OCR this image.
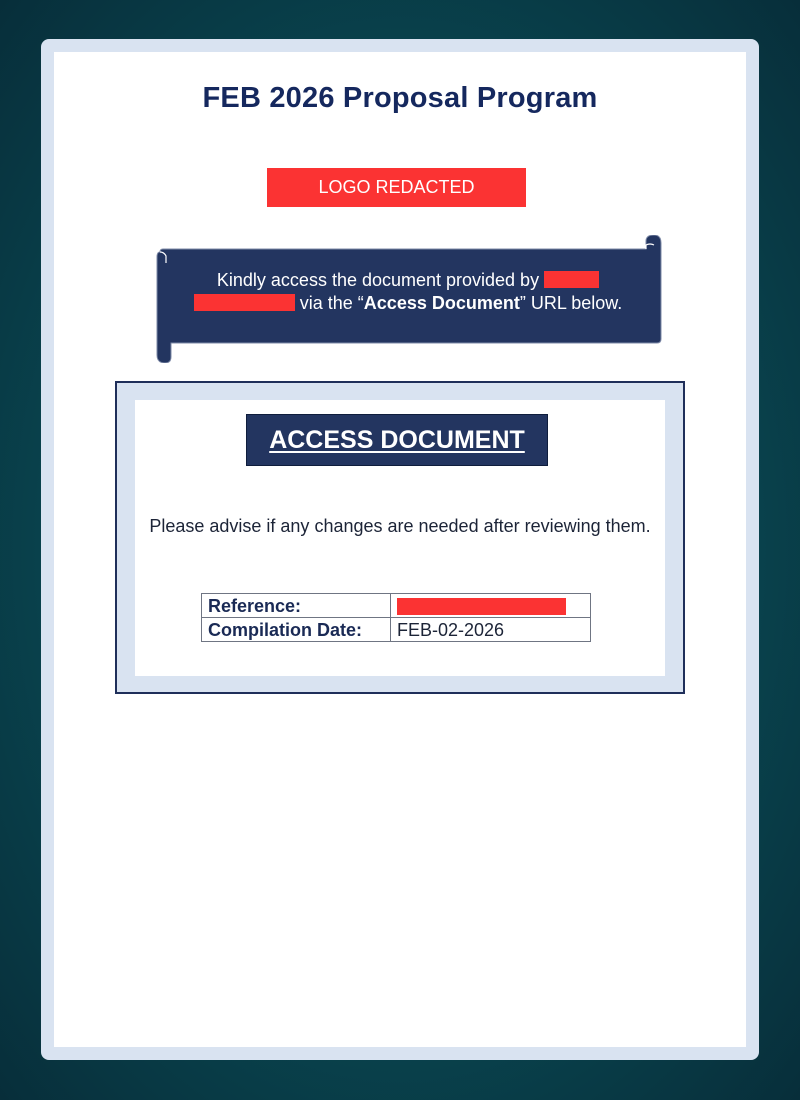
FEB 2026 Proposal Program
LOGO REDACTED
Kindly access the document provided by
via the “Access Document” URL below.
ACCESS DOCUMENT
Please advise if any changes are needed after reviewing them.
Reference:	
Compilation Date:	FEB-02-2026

------------------------

• _WORK REQUIRED_
Reproduce all of the entries word for word, skipping any pictures they hold.

• _OUTPUT_
OCR this image.
FEB 2026 Proposal Program
LOGO REDACTED
Kindly access the document provided by
via the “Access Document” URL below.
ACCESS DOCUMENT
Please advise if any changes are needed after reviewing them.
Reference:	
Compilation Date:	FEB-02-2026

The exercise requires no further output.